DATA TO USE START

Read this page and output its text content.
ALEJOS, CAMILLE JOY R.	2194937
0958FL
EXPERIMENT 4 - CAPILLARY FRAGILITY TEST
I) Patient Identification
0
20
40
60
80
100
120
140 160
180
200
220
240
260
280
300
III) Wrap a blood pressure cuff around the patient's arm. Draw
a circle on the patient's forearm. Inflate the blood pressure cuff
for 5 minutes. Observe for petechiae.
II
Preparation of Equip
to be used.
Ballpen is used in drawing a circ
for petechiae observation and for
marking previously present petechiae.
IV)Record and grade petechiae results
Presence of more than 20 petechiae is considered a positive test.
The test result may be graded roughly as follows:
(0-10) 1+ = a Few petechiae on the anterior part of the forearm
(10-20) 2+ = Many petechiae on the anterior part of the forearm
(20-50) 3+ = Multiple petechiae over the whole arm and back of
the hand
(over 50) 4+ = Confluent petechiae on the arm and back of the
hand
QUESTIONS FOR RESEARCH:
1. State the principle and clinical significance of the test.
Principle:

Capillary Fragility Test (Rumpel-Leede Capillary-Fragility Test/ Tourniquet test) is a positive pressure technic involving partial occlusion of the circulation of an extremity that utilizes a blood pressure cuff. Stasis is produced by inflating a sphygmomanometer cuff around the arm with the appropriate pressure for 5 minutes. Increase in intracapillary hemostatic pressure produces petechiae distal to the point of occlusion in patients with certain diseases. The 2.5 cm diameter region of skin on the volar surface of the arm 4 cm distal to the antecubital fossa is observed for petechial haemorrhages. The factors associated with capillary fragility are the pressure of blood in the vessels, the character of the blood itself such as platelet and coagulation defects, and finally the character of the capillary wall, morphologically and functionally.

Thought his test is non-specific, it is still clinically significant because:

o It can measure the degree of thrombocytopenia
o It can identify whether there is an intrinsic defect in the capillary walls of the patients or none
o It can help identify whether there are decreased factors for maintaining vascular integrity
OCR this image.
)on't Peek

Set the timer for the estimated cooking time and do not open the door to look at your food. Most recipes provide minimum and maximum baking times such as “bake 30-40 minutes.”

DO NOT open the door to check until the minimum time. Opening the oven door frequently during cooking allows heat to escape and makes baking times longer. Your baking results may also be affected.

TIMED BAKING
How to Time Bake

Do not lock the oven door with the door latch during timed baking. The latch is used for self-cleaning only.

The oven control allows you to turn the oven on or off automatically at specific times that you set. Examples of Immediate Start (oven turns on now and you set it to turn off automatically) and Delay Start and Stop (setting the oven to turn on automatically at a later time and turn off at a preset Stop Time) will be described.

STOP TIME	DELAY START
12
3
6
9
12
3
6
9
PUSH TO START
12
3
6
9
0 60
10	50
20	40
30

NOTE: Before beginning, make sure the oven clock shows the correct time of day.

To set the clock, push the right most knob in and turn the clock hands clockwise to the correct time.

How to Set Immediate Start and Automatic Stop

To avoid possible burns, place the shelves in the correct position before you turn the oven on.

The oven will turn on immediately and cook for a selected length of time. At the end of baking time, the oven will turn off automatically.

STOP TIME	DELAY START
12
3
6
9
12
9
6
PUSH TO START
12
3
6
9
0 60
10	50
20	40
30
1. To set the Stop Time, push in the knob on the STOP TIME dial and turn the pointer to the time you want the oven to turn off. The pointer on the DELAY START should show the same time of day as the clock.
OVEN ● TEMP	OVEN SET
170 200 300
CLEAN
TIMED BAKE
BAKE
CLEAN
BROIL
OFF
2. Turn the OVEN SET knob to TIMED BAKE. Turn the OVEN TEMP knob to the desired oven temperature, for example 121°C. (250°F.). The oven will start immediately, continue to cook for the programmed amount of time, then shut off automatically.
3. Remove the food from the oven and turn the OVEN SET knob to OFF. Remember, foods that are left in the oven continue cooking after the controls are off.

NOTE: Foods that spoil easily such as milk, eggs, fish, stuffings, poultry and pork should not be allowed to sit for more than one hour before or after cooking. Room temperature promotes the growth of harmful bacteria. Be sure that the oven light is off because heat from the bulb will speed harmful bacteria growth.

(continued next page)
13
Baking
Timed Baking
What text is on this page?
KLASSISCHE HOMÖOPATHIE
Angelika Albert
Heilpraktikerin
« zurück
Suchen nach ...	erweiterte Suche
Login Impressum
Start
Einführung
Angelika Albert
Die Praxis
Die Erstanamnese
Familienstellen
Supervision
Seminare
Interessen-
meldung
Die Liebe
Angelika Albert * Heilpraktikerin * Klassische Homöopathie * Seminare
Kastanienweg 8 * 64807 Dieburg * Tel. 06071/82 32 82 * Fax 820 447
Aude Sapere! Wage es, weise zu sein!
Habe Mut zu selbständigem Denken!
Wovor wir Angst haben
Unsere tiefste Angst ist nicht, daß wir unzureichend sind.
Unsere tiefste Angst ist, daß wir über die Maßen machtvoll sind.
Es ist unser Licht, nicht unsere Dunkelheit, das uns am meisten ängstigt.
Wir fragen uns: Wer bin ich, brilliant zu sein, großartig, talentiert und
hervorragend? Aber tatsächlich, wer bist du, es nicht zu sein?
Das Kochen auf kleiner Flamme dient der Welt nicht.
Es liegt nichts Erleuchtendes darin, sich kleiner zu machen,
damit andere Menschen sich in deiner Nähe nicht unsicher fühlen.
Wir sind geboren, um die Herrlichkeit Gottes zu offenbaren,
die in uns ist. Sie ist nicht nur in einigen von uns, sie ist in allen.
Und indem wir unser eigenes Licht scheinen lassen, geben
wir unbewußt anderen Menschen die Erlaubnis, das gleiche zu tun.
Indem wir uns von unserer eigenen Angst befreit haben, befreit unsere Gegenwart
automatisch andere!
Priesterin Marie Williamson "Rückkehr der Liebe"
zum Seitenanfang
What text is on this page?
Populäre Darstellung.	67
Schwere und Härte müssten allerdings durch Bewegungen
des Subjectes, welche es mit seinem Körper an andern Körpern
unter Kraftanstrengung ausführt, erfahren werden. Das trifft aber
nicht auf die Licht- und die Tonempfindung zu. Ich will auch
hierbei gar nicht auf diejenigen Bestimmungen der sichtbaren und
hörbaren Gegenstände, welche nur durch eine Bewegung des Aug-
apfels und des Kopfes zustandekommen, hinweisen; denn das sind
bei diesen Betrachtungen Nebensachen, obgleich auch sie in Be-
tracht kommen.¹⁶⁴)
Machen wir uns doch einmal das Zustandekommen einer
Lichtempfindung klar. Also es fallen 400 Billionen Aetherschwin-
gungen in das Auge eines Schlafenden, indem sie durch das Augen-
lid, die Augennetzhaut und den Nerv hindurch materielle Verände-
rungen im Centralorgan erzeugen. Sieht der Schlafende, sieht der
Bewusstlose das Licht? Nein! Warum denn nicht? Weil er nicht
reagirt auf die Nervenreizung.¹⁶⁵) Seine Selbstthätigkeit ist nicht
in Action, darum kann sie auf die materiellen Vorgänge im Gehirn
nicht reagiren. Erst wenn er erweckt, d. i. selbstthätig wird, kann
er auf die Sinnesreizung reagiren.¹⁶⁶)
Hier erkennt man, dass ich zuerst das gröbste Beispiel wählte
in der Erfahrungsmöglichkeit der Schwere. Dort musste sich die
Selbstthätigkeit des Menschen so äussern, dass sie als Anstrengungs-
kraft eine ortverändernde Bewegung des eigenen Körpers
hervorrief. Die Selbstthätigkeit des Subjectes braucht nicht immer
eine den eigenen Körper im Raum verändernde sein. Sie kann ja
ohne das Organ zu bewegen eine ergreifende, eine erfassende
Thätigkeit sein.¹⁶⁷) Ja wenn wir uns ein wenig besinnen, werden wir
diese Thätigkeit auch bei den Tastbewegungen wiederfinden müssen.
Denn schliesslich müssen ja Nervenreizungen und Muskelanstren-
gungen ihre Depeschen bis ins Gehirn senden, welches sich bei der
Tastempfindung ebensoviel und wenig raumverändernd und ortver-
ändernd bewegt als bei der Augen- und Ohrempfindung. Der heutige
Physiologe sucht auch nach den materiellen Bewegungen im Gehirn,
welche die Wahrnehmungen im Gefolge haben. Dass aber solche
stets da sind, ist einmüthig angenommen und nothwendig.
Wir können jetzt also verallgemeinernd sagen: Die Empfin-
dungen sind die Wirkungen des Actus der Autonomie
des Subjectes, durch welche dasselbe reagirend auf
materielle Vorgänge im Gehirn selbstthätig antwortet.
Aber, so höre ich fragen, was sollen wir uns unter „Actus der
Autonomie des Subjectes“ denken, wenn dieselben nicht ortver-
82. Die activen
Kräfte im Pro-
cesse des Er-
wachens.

DATA TO USE END

EXERCISE INSTRUCTIONS – Line count for "eigenen": count the lines of the records above that contain it and give only the number.

TASK SOLUTION – 3